◆ Written problem:
Copy each line containing the word "issued" from the records that follow, please.

..............................

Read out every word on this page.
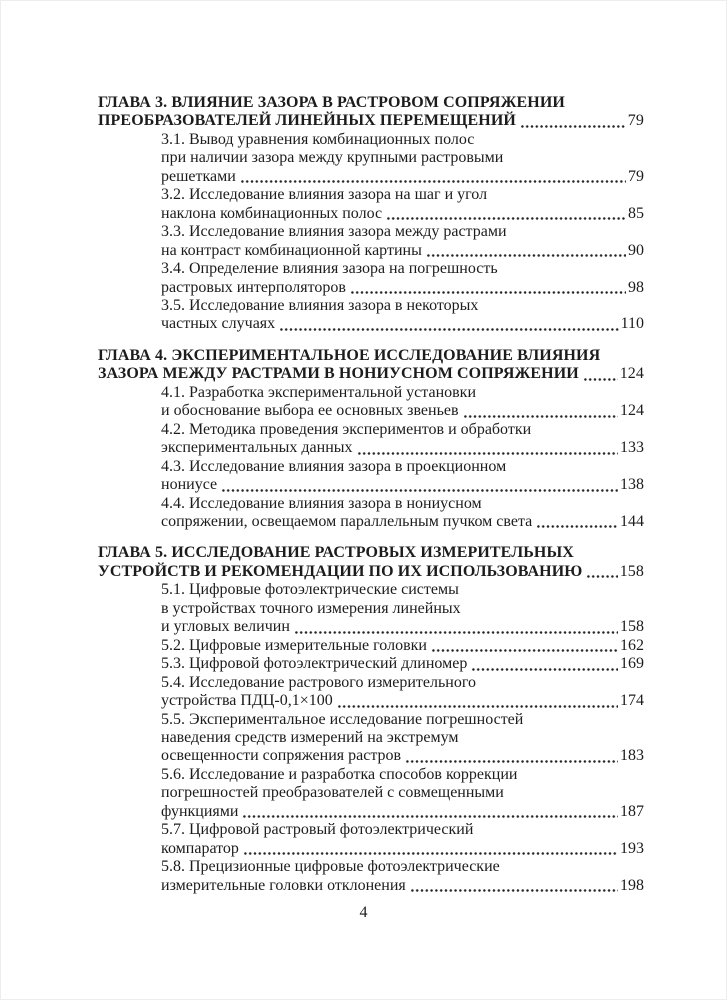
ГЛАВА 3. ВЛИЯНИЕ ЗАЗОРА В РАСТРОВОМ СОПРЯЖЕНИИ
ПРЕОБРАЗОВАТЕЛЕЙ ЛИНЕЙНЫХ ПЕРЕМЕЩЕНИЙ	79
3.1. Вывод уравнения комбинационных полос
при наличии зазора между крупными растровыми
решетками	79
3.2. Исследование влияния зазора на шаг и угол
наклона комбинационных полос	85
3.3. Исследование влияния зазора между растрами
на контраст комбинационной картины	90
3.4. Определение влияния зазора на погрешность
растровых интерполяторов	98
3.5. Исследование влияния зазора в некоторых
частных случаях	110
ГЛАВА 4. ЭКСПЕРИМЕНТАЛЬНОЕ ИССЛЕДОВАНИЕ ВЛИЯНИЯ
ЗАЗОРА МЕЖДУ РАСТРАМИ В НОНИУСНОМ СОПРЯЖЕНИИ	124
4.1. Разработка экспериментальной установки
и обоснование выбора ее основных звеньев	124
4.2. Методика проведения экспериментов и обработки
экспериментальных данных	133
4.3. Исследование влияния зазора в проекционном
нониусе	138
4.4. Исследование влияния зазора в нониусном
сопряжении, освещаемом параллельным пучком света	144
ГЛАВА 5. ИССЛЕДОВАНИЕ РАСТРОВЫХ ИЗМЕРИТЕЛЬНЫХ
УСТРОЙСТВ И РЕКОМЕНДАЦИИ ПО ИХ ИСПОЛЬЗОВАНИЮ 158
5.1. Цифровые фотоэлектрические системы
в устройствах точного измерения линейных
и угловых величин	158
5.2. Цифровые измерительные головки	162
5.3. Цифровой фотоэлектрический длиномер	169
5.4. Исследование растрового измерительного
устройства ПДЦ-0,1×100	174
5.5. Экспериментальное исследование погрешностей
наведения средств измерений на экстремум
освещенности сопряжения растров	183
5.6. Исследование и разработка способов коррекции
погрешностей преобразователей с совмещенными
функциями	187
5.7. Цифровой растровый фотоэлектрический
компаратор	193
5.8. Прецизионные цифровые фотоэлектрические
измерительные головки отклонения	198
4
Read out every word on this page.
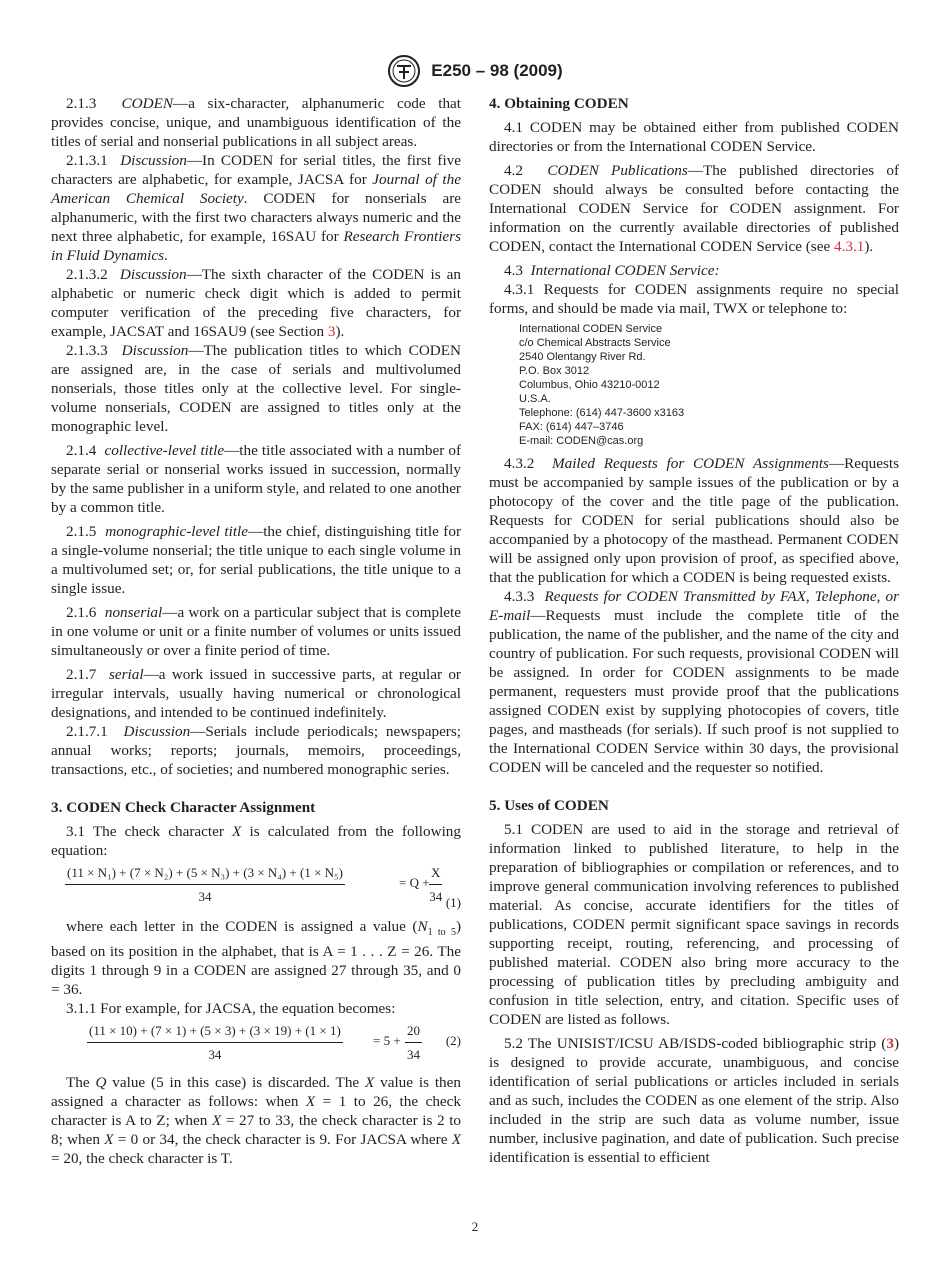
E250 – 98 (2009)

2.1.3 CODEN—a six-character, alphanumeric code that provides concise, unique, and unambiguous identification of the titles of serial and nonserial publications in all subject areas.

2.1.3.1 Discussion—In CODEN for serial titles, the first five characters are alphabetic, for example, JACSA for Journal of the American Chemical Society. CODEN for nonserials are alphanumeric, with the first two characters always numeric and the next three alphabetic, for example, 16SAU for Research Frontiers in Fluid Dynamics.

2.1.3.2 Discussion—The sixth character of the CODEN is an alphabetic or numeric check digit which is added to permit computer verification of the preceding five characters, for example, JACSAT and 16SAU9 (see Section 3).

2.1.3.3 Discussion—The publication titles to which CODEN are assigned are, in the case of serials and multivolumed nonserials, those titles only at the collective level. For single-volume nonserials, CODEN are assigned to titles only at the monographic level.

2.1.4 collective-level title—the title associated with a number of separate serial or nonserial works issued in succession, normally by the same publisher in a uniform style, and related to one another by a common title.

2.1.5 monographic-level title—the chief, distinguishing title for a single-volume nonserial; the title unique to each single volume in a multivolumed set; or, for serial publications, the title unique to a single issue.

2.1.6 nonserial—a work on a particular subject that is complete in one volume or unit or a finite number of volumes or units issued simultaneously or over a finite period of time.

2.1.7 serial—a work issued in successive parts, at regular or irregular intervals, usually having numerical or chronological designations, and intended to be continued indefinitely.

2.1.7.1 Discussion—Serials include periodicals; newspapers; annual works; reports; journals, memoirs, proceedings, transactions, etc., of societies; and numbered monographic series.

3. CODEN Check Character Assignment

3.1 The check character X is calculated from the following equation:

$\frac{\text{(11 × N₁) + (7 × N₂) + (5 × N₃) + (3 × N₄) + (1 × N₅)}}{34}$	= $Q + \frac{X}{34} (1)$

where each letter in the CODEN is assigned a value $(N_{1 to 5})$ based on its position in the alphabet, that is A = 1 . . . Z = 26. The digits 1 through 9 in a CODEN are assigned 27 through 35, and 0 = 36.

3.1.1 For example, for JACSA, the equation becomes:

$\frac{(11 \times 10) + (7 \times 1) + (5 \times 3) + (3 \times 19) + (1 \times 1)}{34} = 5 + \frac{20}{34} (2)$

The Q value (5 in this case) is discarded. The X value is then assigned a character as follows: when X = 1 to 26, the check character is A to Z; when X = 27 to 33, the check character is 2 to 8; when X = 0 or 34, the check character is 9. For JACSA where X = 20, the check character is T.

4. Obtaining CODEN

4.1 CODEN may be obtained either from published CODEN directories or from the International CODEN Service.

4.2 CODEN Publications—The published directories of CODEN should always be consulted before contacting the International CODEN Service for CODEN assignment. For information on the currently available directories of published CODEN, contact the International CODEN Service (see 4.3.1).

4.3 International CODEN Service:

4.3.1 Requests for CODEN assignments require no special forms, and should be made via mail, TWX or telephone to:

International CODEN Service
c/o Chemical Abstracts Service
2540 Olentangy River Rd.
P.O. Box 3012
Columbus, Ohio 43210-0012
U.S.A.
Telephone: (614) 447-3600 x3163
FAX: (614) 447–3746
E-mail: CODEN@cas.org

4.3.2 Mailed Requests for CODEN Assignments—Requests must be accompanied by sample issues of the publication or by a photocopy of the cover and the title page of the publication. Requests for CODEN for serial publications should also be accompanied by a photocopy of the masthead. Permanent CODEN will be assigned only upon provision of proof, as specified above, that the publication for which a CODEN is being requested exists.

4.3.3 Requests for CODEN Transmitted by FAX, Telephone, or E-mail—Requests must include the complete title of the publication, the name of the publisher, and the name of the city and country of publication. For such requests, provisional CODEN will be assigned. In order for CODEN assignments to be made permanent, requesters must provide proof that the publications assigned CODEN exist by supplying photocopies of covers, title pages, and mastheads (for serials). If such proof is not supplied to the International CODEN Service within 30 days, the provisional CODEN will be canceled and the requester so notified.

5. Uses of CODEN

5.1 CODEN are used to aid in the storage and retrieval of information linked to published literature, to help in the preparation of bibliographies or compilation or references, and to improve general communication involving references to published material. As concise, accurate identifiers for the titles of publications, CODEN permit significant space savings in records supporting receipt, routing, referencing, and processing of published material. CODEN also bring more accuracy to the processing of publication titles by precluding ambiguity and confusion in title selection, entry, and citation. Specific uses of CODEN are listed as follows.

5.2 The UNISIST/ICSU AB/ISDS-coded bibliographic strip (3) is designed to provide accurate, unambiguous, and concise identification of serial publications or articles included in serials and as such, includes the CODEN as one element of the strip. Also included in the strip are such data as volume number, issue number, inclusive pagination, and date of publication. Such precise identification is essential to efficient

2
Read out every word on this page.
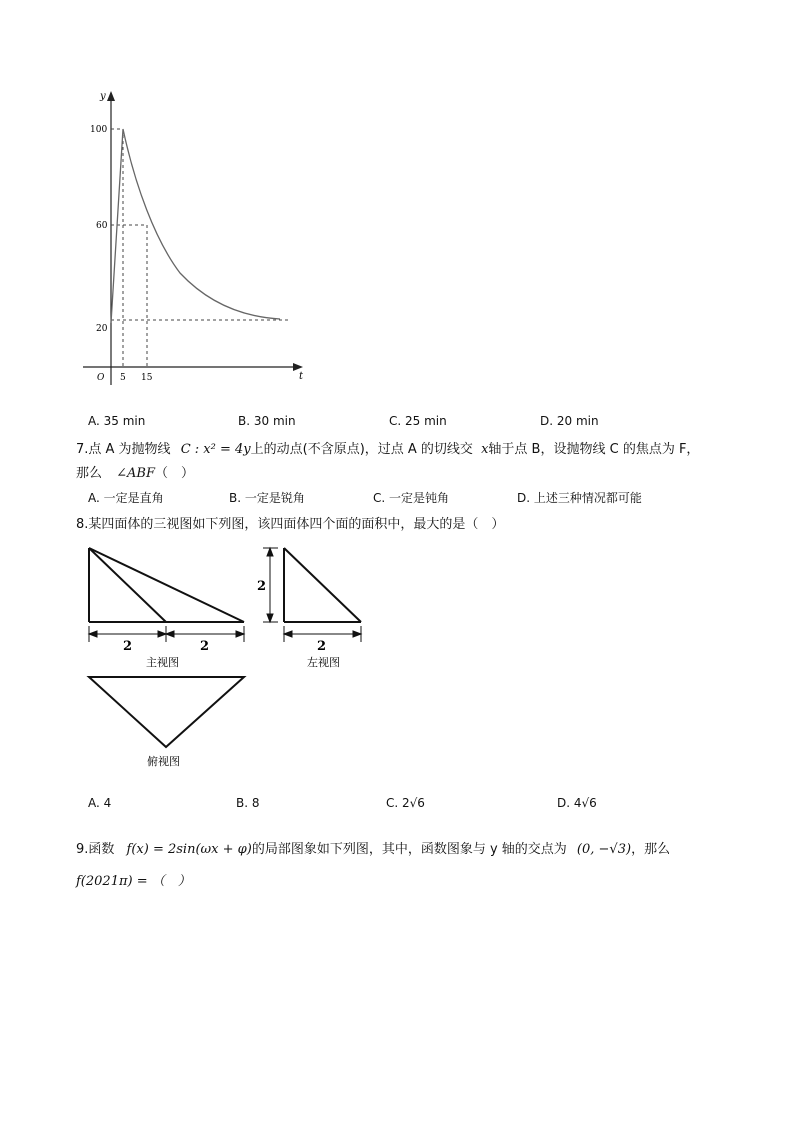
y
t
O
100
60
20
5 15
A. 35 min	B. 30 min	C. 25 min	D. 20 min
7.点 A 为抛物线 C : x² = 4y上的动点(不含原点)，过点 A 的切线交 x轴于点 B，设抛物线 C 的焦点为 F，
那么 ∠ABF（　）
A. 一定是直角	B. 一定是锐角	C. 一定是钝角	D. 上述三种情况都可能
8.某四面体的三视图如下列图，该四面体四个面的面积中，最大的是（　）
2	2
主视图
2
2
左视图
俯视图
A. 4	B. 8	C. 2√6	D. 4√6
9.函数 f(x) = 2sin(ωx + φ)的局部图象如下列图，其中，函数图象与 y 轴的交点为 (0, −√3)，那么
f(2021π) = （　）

..............................

◆ Response to this task:
2.1.4 collective-level title—the title associated with a number of separate serial or nonserial works issued in succession, normally by the same publisher in a uniform style, and related to one another by a common title.
2.1.6 nonserial—a work on a particular subject that is complete in one volume or unit or a finite number of volumes or units issued simultaneously or over a finite period of time.
2.1.7 serial—a work issued in successive parts, at regular or irregular intervals, usually having numerical or chronological designations, and intended to be continued indefinitely.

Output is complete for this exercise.